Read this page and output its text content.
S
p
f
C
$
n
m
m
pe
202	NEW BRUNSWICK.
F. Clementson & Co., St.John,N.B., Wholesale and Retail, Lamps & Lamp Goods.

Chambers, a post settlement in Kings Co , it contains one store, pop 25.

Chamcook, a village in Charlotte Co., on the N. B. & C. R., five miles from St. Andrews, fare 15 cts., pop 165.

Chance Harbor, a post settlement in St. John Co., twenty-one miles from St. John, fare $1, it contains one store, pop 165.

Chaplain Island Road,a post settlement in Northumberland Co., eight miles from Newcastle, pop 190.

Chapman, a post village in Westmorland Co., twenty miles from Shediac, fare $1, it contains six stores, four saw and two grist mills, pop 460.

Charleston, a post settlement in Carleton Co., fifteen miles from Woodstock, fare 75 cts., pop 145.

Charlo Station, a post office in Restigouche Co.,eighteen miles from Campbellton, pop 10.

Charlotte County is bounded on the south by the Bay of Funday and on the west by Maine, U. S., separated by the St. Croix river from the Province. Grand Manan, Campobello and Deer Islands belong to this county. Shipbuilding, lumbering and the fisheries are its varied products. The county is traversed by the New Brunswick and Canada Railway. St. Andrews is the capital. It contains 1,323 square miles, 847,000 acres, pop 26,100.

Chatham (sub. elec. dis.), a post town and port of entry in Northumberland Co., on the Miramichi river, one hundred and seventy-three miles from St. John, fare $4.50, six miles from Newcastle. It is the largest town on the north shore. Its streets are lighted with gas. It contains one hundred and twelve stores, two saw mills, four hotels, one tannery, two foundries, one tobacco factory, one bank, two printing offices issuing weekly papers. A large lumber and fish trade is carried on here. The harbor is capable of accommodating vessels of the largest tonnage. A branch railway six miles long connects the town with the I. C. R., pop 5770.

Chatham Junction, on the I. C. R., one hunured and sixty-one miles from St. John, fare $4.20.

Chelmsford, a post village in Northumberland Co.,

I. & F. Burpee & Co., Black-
########################################
Objective » Tell how many lines hold the string "four", giving the number and nothing else.

Solution to this task » 2